## begin

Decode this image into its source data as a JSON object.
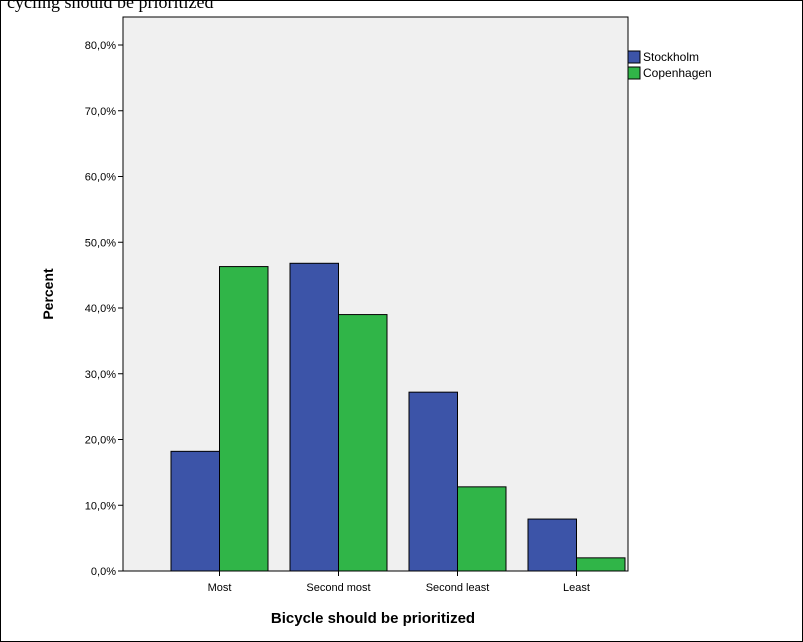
{
  "caption": "cycling should be prioritized",
  "chart_data": {
    "type": "bar",
    "categories": [
      "Most",
      "Second most",
      "Second least",
      "Least"
    ],
    "series": [
      {
        "name": "Stockholm",
        "values": [
          18.2,
          46.8,
          27.2,
          7.9
        ],
        "color": "#3c54a8"
      },
      {
        "name": "Copenhagen",
        "values": [
          46.3,
          39.0,
          12.8,
          2.0
        ],
        "color": "#30b548"
      }
    ],
    "xlabel": "Bicycle should be prioritized",
    "ylabel": "Percent",
    "ylim": [
      0,
      80
    ],
    "yticks": [
      "0,0%",
      "10,0%",
      "20,0%",
      "30,0%",
      "40,0%",
      "50,0%",
      "60,0%",
      "70,0%",
      "80,0%"
    ],
    "ytick_values": [
      0,
      10,
      20,
      30,
      40,
      50,
      60,
      70,
      80
    ],
    "legend_position": "top-right",
    "plot_background": "#f0f0f0",
    "grid": false
  }
}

## end

» Description of the task
Identify the lines in the entries above that contain "prioritized", then copy them out.

» Exercise answer
  "caption": "cycling should be prioritized",
    "xlabel": "Bicycle should be prioritized",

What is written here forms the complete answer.